Problem requirements:
Using the records below, locate all lines containing "text" and return them.

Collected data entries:
>>>>
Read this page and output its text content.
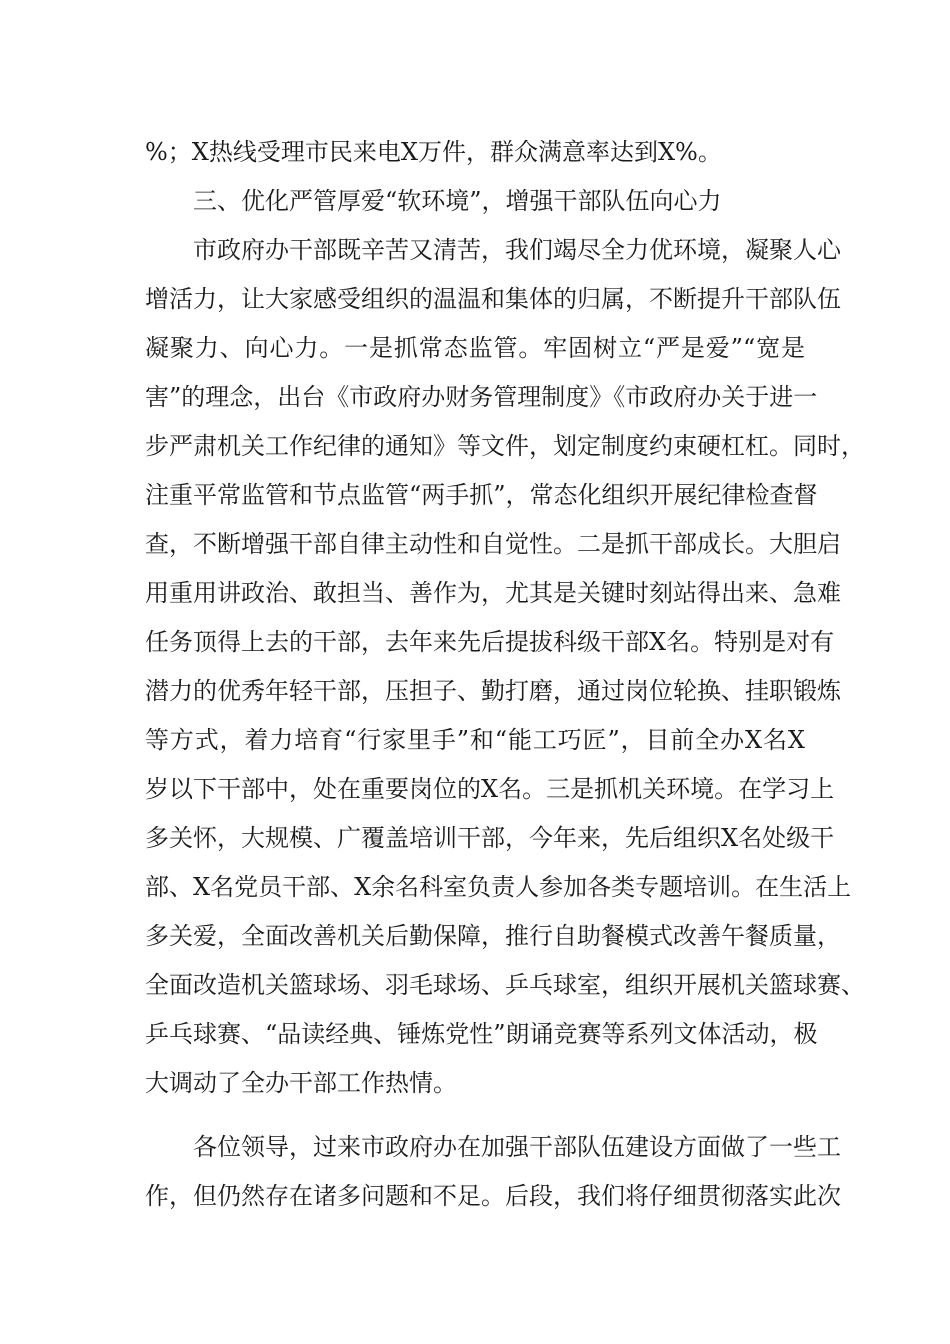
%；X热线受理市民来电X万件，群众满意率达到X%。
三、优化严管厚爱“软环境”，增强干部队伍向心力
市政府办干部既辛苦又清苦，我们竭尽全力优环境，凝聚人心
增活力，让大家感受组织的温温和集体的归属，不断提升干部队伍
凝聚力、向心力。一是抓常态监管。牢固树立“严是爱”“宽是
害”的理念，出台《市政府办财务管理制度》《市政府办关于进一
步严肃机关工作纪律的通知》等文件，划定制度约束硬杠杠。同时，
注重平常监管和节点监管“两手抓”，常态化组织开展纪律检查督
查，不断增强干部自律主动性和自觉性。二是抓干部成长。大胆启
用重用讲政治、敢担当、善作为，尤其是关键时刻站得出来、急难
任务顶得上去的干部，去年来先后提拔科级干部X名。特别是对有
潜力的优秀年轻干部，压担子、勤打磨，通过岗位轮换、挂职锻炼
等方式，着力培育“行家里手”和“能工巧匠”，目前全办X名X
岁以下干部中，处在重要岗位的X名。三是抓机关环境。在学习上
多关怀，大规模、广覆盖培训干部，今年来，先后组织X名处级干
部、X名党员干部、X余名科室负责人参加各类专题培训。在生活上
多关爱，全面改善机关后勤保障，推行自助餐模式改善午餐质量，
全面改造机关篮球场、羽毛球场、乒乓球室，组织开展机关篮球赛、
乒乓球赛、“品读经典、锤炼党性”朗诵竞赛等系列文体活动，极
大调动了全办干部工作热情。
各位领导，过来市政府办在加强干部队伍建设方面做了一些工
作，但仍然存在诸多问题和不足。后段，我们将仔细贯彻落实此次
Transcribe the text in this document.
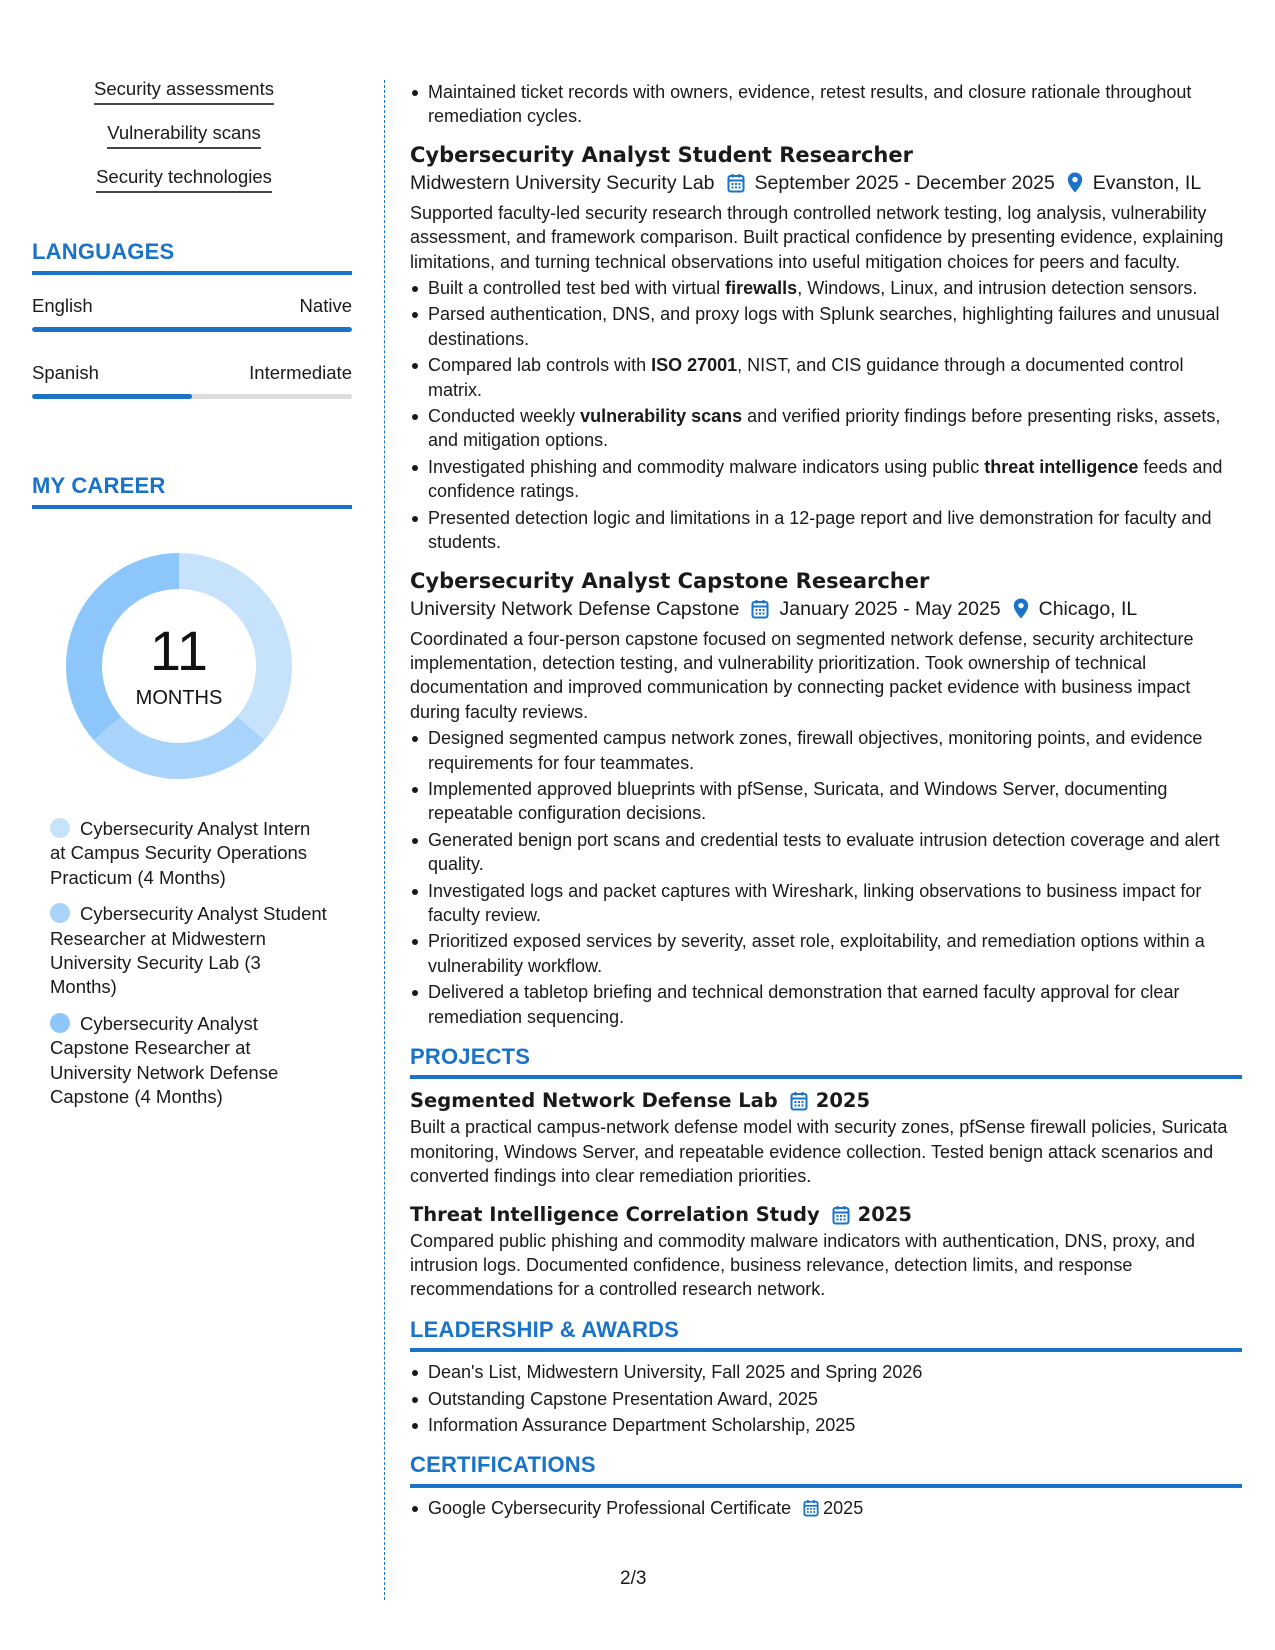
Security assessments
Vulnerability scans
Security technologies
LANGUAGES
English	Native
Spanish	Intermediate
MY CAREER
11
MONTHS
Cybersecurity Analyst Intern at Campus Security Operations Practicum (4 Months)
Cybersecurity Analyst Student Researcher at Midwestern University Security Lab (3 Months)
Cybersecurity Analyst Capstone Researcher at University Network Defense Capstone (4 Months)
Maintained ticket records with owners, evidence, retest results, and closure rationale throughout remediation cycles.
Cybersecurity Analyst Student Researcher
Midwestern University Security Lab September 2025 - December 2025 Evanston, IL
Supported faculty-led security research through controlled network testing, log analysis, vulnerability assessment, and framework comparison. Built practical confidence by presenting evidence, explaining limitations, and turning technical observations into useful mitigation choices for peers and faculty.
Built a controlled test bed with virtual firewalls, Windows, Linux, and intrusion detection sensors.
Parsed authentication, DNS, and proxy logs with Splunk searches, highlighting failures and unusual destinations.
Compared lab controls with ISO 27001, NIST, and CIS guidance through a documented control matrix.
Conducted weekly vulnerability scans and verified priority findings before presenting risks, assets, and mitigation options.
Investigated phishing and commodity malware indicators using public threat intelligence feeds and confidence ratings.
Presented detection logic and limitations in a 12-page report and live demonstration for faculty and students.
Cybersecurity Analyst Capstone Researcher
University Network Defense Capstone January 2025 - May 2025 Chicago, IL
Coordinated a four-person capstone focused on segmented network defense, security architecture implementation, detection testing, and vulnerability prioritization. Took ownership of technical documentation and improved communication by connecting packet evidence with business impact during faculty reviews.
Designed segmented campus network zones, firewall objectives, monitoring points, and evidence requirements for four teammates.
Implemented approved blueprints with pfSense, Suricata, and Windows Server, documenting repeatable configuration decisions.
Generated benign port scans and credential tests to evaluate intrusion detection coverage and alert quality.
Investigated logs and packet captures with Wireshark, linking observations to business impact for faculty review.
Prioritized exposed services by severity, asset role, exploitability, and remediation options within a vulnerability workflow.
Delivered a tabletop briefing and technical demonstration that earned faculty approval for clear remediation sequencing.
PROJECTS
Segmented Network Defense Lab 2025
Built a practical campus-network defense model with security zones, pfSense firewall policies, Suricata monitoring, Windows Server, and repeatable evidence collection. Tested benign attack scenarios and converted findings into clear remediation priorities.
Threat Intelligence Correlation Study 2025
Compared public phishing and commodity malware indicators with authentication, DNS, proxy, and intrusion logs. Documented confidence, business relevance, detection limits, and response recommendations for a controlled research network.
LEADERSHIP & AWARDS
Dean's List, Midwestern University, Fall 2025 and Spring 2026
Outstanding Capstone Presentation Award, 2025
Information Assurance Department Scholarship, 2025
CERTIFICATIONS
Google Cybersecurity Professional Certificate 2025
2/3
<<<<
Output for this task:
Read this page and output its text content.
Transcribe the text in this document.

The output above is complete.